## WHAT YOU HAVE TO DO
Please rewrite the items below, replacing "screenshot" with "screen capture" and keeping everything else the same. Omit the pictures from your answer.
* * * *
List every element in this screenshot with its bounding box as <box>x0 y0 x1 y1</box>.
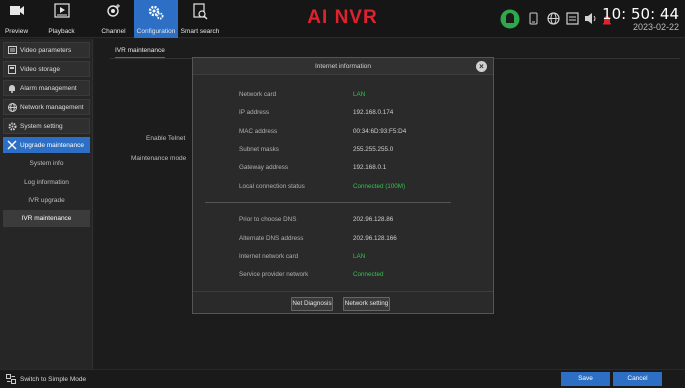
info-key: Gateway address <box>239 164 289 171</box>
internet-information-dialog: Internet information × Network card LAN I… <box>192 57 494 314</box>
dialog-title: Internet information <box>314 63 371 70</box>
switch-simple-mode-button[interactable]: Switch to Simple Mode <box>6 374 86 384</box>
info-key: Prior to choose DNS <box>239 216 297 223</box>
info-value: LAN <box>353 253 366 260</box>
sidebar: Video parameters Video storage Alarm man… <box>0 39 93 369</box>
enable-telnet-label: Enable Telnet <box>146 135 186 142</box>
playback-button[interactable]: Playback <box>33 0 90 38</box>
info-value: 202.96.128.86 <box>353 216 394 223</box>
menu-label: Upgrade maintenance <box>20 141 84 149</box>
info-key: Local connection status <box>239 183 305 190</box>
bell-icon <box>9 84 15 93</box>
channel-icon <box>106 4 120 17</box>
submenu-ivr-upgrade[interactable]: IVR upgrade <box>3 192 90 209</box>
bottom-bar: Switch to Simple Mode Save Cancel <box>0 369 685 388</box>
submenu-label: Log information <box>24 179 69 186</box>
menu-video-parameters[interactable]: Video parameters <box>3 42 90 58</box>
smart-search-label: Smart search <box>180 28 220 35</box>
submenu-system-info[interactable]: System info <box>3 155 90 172</box>
info-key: Network card <box>239 91 277 98</box>
globe-icon <box>7 102 17 112</box>
submenu-label: System info <box>29 160 64 167</box>
submenu-log-information[interactable]: Log information <box>3 174 90 191</box>
info-value: 00:34:6D:93:F5:D4 <box>353 128 407 135</box>
configuration-button[interactable]: Configuration <box>134 0 178 38</box>
save-button[interactable]: Save <box>561 372 610 386</box>
smart-search-button[interactable]: Smart search <box>178 0 222 38</box>
preview-label: Preview <box>4 28 29 35</box>
info-key: Service provider network <box>239 271 309 278</box>
network-setting-button[interactable]: Network setting <box>343 297 390 311</box>
menu-system-setting[interactable]: System setting <box>3 118 90 134</box>
display-icon[interactable] <box>566 12 579 25</box>
android-icon[interactable] <box>500 9 520 29</box>
info-value: 202.96.128.166 <box>353 235 397 242</box>
info-value: 192.168.0.174 <box>353 109 394 116</box>
clock-time: 10: 50: 44 <box>602 5 679 23</box>
submenu-label: IVR upgrade <box>28 197 65 204</box>
menu-label: Video storage <box>20 65 60 73</box>
info-value: Connected <box>353 271 384 278</box>
gears-icon <box>148 5 164 20</box>
info-value: 255.255.255.0 <box>353 146 394 153</box>
maintenance-mode-label: Maintenance mode <box>131 155 187 162</box>
switch-simple-mode-label: Switch to Simple Mode <box>20 375 87 383</box>
net-diagnosis-button[interactable]: Net Diagnosis <box>291 297 333 311</box>
clock-date: 2023-02-22 <box>632 22 679 32</box>
channel-label: Channel <box>101 28 126 35</box>
submenu-label: IVR maintenance <box>21 215 72 222</box>
storage-icon <box>8 64 16 74</box>
cancel-button[interactable]: Cancel <box>613 372 662 386</box>
menu-network-management[interactable]: Network management <box>3 99 90 115</box>
info-key: Internet network card <box>239 253 299 260</box>
playback-label: Playback <box>48 28 75 35</box>
volume-icon[interactable] <box>584 12 597 25</box>
info-value: Connected (100M) <box>353 183 406 190</box>
configuration-label: Configuration <box>136 28 176 35</box>
top-bar: Preview Playback Channel Configuration S… <box>0 0 685 38</box>
info-value: LAN <box>353 91 366 98</box>
info-value: 192.168.0.1 <box>353 164 387 171</box>
camera-icon <box>9 6 24 15</box>
preview-button[interactable]: Preview <box>0 0 33 38</box>
menu-label: System setting <box>20 122 63 130</box>
gear-icon <box>8 122 16 130</box>
dialog-header: Internet information × <box>193 58 493 75</box>
info-key: Subnet masks <box>239 146 279 153</box>
switch-mode-icon <box>6 374 16 384</box>
dialog-separator <box>205 202 451 203</box>
submenu-ivr-maintenance[interactable]: IVR maintenance <box>3 210 90 227</box>
network-globe-icon[interactable] <box>547 12 560 25</box>
video-parameters-icon <box>7 46 17 54</box>
phone-icon[interactable] <box>529 12 538 25</box>
menu-label: Alarm management <box>20 84 77 92</box>
info-key: Alternate DNS address <box>239 235 304 242</box>
playback-icon <box>53 3 70 18</box>
info-key: MAC address <box>239 128 278 135</box>
dialog-footer-divider <box>193 291 493 292</box>
menu-video-storage[interactable]: Video storage <box>3 61 90 77</box>
close-icon[interactable]: × <box>476 61 487 72</box>
info-key: IP address <box>239 109 269 116</box>
menu-upgrade-maintenance[interactable]: Upgrade maintenance <box>3 137 90 153</box>
menu-label: Video parameters <box>20 46 72 54</box>
menu-label: Network management <box>20 103 84 111</box>
menu-alarm-management[interactable]: Alarm management <box>3 80 90 96</box>
channel-button[interactable]: Channel <box>97 0 130 38</box>
tools-icon <box>7 140 17 150</box>
clock: 10: 50: 44 2023-02-22 <box>602 6 679 33</box>
search-document-icon <box>193 3 208 20</box>
app-title: AI NVR <box>307 7 378 28</box>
* * * *
## ANSWER
List every element in this screen capture with its bounding box as <box>x0 y0 x1 y1</box>.
info-key: Gateway address <box>239 164 289 171</box>
internet-information-dialog: Internet information × Network card LAN I… <box>192 57 494 314</box>
dialog-title: Internet information <box>314 63 371 70</box>
switch-simple-mode-button[interactable]: Switch to Simple Mode <box>6 374 86 384</box>
info-key: Prior to choose DNS <box>239 216 297 223</box>
info-value: LAN <box>353 253 366 260</box>
sidebar: Video parameters Video storage Alarm man… <box>0 39 93 369</box>
enable-telnet-label: Enable Telnet <box>146 135 186 142</box>
playback-button[interactable]: Playback <box>33 0 90 38</box>
info-value: 202.96.128.86 <box>353 216 394 223</box>
menu-label: Upgrade maintenance <box>20 141 84 149</box>
info-key: Local connection status <box>239 183 305 190</box>
bell-icon <box>9 84 15 93</box>
channel-icon <box>106 4 120 17</box>
submenu-ivr-upgrade[interactable]: IVR upgrade <box>3 192 90 209</box>
bottom-bar: Switch to Simple Mode Save Cancel <box>0 369 685 388</box>
submenu-label: Log information <box>24 179 69 186</box>
menu-video-parameters[interactable]: Video parameters <box>3 42 90 58</box>
smart-search-label: Smart search <box>180 28 220 35</box>
submenu-system-info[interactable]: System info <box>3 155 90 172</box>
info-key: Network card <box>239 91 277 98</box>
globe-icon <box>7 102 17 112</box>
submenu-label: System info <box>29 160 64 167</box>
submenu-log-information[interactable]: Log information <box>3 174 90 191</box>
info-value: 00:34:6D:93:F5:D4 <box>353 128 407 135</box>
configuration-button[interactable]: Configuration <box>134 0 178 38</box>
save-button[interactable]: Save <box>561 372 610 386</box>
smart-search-button[interactable]: Smart search <box>178 0 222 38</box>
preview-label: Preview <box>4 28 29 35</box>
info-key: Service provider network <box>239 271 309 278</box>
network-setting-button[interactable]: Network setting <box>343 297 390 311</box>
menu-system-setting[interactable]: System setting <box>3 118 90 134</box>
display-icon[interactable] <box>566 12 579 25</box>
android-icon[interactable] <box>500 9 520 29</box>
info-value: 202.96.128.166 <box>353 235 397 242</box>
info-value: 192.168.0.174 <box>353 109 394 116</box>
clock-time: 10: 50: 44 <box>602 5 679 23</box>
submenu-label: IVR upgrade <box>28 197 65 204</box>
menu-label: Video storage <box>20 65 60 73</box>
info-value: Connected <box>353 271 384 278</box>
gears-icon <box>148 5 164 20</box>
info-value: 255.255.255.0 <box>353 146 394 153</box>
maintenance-mode-label: Maintenance mode <box>131 155 187 162</box>
switch-simple-mode-label: Switch to Simple Mode <box>20 375 87 383</box>
net-diagnosis-button[interactable]: Net Diagnosis <box>291 297 333 311</box>
clock-date: 2023-02-22 <box>632 22 679 32</box>
channel-label: Channel <box>101 28 126 35</box>
submenu-label: IVR maintenance <box>21 215 72 222</box>
storage-icon <box>8 64 16 74</box>
cancel-button[interactable]: Cancel <box>613 372 662 386</box>
menu-network-management[interactable]: Network management <box>3 99 90 115</box>
info-key: Internet network card <box>239 253 299 260</box>
playback-label: Playback <box>48 28 75 35</box>
volume-icon[interactable] <box>584 12 597 25</box>
info-value: Connected (100M) <box>353 183 406 190</box>
configuration-label: Configuration <box>136 28 176 35</box>
top-bar: Preview Playback Channel Configuration S… <box>0 0 685 38</box>
info-value: LAN <box>353 91 366 98</box>
info-value: 192.168.0.1 <box>353 164 387 171</box>
camera-icon <box>9 6 24 15</box>
preview-button[interactable]: Preview <box>0 0 33 38</box>
menu-label: System setting <box>20 122 63 130</box>
gear-icon <box>8 122 16 130</box>
dialog-header: Internet information × <box>193 58 493 75</box>
info-key: Subnet masks <box>239 146 279 153</box>
switch-mode-icon <box>6 374 16 384</box>
dialog-separator <box>205 202 451 203</box>
submenu-ivr-maintenance[interactable]: IVR maintenance <box>3 210 90 227</box>
network-globe-icon[interactable] <box>547 12 560 25</box>
video-parameters-icon <box>7 46 17 54</box>
phone-icon[interactable] <box>529 12 538 25</box>
menu-label: Alarm management <box>20 84 77 92</box>
info-key: Alternate DNS address <box>239 235 304 242</box>
playback-icon <box>53 3 70 18</box>
info-key: MAC address <box>239 128 278 135</box>
dialog-footer-divider <box>193 291 493 292</box>
menu-video-storage[interactable]: Video storage <box>3 61 90 77</box>
close-icon[interactable]: × <box>476 61 487 72</box>
info-key: IP address <box>239 109 269 116</box>
menu-upgrade-maintenance[interactable]: Upgrade maintenance <box>3 137 90 153</box>
menu-label: Video parameters <box>20 46 72 54</box>
menu-label: Network management <box>20 103 84 111</box>
menu-alarm-management[interactable]: Alarm management <box>3 80 90 96</box>
channel-button[interactable]: Channel <box>97 0 130 38</box>
tools-icon <box>7 140 17 150</box>
clock: 10: 50: 44 2023-02-22 <box>602 6 679 33</box>
search-document-icon <box>193 3 208 20</box>
app-title: AI NVR <box>307 7 378 28</box>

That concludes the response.